- What to do:
A: In the open house announcement below, which company built the six-bedroom manor on the tour?
B: Please explain, using the open house announcement, why the home tour is paired with a specially designed food menu.

- Excerpted text:
%%

Sunday Life Open House presented by Adairs

Date: Saturday 10 August

Time: 9:30 am

Food lovers are often design lovers – so we’ve got a tasty event for you. 

Join us at the first Sunday Life Open House presented by Adairs home tour for a look-see of a stunning Mornington home.

Not only will you get a walk through a stunning six-bedroom manor by Cahill Building Group, but columnist, writer and interior stylist, Heather Nette King, will be hosting. You’ll get to ask her all your burning questions about interiors, styling, and design.

After the tour, Simon Tarlington, the talent behind Wowee Zowee Bar, Loosies Diner, Slims Hot Pizza & Upstairs, Rudy’s Fried Chicken, and Humdinger Bar, has designed a menu for us especially for the event. The vibes are retro Palm Springs garden party meets native Aussie produce, and we hope you’re in love with it as much as we are. Local Mornington Peninsula wine will be poured courtesy of Spritzecco and Range Life Wines, including a Yuzo Spritz and a Davidson Plum Spritz to complement Simon’s menu.

MENU

Saltbush & Native Pepper Prawn Cocktail

Lemon Myrtle Chicken Terrine, Potato & Wattle Bread

Curried Barramundi Deviled Egg, Smoked Roe

Baby Cucumber, Macadamia Cream

Duck Kabanos, Pickled Onion, Smoked Cheese

Got great taste in food AND design? Book your tickets and we’ll see you there.

%%

- Data extract:
%%

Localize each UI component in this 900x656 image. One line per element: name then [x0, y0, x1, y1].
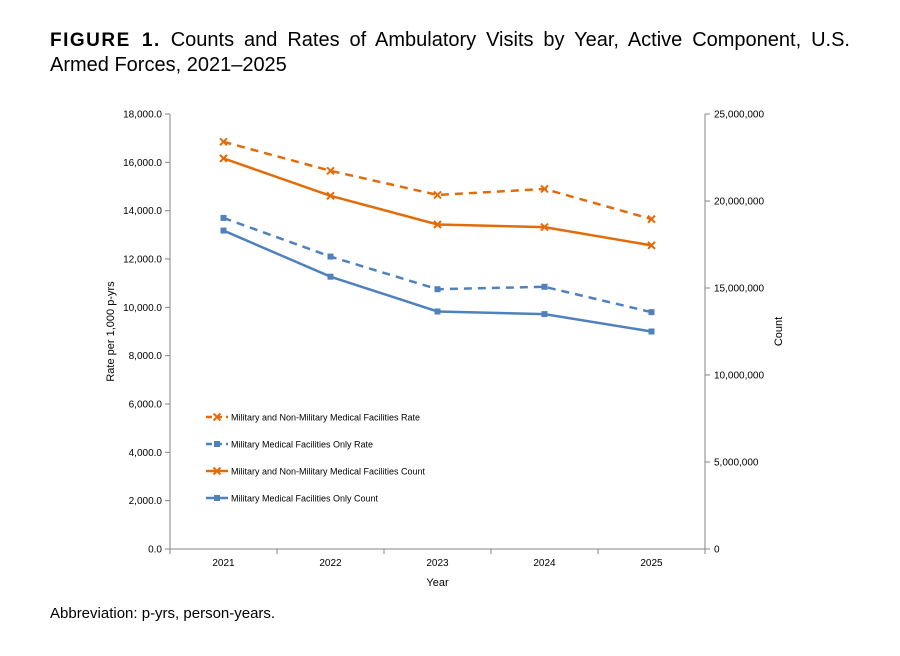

%%

- Answers provided:
A: Cahill Building Group built it.

B: The announcement says that food lovers are often design lovers, so it offers an event that serves both interests.